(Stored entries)
----------------------------------------
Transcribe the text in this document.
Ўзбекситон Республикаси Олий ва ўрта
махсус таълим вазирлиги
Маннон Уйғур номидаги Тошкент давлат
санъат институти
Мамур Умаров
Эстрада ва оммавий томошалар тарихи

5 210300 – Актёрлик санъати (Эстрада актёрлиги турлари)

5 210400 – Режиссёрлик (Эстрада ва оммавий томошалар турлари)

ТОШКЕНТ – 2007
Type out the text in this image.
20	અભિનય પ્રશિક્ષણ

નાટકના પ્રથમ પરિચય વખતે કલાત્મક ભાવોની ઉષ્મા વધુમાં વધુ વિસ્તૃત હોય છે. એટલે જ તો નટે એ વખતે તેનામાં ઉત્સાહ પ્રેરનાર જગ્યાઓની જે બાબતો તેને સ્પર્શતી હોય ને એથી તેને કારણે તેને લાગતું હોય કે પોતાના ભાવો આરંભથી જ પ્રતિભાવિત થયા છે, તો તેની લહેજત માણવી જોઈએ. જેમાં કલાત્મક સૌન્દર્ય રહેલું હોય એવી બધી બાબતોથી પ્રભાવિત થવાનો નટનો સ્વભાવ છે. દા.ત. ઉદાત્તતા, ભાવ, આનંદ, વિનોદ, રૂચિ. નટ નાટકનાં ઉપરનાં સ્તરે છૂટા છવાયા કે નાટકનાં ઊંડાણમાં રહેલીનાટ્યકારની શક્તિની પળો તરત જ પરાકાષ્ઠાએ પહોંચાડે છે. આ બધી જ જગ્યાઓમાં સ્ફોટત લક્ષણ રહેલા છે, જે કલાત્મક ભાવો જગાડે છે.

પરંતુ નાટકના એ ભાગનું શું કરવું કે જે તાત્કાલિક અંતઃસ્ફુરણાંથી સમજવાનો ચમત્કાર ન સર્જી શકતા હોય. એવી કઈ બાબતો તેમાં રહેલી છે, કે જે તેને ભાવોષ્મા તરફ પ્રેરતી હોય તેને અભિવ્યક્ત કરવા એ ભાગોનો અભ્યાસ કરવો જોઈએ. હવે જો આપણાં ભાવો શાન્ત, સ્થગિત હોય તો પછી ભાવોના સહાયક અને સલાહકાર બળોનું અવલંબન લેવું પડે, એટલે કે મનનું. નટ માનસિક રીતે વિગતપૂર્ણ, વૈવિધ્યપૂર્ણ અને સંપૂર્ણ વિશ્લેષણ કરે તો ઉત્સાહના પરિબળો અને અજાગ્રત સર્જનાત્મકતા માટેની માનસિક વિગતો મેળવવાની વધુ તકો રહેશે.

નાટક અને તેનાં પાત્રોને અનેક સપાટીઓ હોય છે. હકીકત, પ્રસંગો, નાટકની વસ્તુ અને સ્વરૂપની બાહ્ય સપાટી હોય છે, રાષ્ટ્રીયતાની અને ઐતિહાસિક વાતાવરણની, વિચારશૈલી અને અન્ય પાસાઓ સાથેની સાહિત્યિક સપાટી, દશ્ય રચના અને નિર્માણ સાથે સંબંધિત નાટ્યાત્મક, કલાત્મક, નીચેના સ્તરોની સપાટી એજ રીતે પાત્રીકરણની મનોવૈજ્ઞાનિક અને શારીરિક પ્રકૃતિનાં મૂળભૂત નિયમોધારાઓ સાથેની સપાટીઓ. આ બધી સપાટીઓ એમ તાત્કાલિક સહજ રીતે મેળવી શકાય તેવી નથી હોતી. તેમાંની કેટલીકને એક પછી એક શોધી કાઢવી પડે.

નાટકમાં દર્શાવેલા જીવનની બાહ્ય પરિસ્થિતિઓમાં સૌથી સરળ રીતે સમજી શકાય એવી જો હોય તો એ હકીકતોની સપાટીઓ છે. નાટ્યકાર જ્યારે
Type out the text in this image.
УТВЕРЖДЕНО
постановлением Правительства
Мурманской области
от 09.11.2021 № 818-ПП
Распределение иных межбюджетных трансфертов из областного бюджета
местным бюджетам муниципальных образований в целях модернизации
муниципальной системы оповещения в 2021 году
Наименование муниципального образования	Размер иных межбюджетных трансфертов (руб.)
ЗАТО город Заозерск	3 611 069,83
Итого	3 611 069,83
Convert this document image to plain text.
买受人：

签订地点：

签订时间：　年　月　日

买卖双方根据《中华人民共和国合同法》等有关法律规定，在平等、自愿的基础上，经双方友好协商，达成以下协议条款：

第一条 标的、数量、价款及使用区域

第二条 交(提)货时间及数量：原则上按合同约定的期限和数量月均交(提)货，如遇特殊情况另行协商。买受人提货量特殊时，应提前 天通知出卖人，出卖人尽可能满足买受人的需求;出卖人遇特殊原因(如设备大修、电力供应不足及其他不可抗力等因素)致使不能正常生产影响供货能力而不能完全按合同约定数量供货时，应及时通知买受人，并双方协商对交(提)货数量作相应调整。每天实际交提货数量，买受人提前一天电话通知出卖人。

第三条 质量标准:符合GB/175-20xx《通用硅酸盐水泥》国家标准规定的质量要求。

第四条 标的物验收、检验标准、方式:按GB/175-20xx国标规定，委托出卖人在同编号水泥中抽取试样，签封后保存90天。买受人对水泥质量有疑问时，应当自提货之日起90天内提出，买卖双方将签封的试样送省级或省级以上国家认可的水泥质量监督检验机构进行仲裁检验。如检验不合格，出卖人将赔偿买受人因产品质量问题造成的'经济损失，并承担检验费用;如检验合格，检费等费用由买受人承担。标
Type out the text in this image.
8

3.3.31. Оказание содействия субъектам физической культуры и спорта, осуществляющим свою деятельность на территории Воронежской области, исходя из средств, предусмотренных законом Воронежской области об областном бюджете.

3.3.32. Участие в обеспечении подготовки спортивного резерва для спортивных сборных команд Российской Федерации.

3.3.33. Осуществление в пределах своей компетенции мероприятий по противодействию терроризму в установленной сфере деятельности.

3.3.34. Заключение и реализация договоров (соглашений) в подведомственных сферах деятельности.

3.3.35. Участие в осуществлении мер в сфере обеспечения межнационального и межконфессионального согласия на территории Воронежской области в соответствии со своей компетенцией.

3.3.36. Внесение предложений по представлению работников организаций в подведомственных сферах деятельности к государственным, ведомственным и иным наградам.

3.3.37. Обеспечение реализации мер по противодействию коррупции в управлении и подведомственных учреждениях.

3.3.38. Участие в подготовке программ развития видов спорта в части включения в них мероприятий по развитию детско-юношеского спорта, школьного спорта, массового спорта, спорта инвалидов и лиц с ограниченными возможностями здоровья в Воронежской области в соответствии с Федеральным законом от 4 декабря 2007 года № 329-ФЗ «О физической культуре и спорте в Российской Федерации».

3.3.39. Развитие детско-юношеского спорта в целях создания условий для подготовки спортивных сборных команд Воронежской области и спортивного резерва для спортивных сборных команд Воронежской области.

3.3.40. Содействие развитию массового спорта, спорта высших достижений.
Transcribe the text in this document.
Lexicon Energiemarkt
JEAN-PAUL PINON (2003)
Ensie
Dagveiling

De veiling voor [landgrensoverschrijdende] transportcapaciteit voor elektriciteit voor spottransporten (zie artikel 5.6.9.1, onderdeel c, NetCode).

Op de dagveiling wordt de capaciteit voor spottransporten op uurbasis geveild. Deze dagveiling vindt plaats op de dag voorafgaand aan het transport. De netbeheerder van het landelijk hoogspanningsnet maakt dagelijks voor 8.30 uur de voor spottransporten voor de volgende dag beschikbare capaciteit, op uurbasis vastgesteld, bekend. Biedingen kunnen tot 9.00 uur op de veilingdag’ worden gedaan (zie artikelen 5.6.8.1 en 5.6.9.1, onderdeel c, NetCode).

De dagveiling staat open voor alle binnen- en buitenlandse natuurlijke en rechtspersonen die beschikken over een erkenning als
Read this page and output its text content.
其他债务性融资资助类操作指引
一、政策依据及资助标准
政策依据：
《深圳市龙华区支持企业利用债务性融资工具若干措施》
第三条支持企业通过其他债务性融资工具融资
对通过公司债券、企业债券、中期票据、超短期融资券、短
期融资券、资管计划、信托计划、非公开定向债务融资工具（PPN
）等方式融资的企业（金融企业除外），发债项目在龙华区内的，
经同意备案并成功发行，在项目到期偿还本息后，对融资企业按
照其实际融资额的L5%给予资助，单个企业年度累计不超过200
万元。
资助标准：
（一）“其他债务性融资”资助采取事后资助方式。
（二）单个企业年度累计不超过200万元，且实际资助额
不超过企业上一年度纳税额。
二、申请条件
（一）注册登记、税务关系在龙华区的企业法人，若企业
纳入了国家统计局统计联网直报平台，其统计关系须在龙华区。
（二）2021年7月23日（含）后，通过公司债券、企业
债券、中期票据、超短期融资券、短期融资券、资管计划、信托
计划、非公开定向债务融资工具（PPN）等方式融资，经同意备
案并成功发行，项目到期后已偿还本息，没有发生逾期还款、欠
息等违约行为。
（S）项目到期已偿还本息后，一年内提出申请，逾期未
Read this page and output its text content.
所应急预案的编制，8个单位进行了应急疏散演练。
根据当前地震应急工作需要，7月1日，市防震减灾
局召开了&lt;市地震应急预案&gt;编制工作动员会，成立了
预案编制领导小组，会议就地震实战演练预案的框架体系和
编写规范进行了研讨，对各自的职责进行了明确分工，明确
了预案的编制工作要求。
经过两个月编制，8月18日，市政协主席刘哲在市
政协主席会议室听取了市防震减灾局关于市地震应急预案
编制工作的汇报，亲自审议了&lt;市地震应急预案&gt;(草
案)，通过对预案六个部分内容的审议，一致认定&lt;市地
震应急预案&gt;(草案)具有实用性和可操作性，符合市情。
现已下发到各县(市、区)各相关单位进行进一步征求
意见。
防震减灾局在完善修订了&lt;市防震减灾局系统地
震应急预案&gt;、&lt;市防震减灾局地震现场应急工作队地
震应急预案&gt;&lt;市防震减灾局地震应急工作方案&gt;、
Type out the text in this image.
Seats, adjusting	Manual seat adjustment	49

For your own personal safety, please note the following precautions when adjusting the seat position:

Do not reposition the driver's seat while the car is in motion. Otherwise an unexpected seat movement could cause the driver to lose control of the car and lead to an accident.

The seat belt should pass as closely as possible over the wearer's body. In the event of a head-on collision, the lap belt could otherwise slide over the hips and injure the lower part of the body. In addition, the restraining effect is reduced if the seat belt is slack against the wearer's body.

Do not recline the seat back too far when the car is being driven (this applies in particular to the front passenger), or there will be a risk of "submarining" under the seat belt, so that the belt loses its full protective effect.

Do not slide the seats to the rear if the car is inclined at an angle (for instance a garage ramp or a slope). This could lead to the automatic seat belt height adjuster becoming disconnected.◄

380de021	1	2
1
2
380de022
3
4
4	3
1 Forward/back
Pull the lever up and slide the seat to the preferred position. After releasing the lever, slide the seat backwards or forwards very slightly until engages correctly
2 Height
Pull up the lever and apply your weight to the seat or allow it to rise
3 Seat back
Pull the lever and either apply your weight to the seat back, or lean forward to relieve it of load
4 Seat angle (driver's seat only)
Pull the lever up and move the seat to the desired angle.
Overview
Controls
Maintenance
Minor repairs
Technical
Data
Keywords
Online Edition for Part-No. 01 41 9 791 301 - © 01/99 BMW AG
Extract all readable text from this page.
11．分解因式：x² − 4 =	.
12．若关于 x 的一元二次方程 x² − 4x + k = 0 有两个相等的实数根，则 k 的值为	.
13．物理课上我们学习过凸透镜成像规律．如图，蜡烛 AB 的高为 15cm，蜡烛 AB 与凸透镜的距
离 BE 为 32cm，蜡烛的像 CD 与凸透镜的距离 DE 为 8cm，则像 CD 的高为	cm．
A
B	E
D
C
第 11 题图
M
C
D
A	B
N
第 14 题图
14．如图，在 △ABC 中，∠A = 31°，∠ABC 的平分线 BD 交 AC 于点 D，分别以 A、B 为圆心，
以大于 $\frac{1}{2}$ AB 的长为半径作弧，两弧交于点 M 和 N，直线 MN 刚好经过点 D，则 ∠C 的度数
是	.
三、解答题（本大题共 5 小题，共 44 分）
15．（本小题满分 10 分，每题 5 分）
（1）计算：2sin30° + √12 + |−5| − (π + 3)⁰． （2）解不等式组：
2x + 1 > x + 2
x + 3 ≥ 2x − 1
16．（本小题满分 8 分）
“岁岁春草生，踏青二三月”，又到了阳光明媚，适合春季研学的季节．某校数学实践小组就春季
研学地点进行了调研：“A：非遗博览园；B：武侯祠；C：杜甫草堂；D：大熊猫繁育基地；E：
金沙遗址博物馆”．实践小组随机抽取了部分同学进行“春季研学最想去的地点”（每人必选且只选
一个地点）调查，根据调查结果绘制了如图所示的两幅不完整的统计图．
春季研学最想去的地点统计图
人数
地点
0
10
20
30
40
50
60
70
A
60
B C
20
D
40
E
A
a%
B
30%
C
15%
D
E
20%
----------------------------------------
→ Task
What is the number of lines in the listing that contain the string "lever"? Reply with that number alone.

→ Complete response
4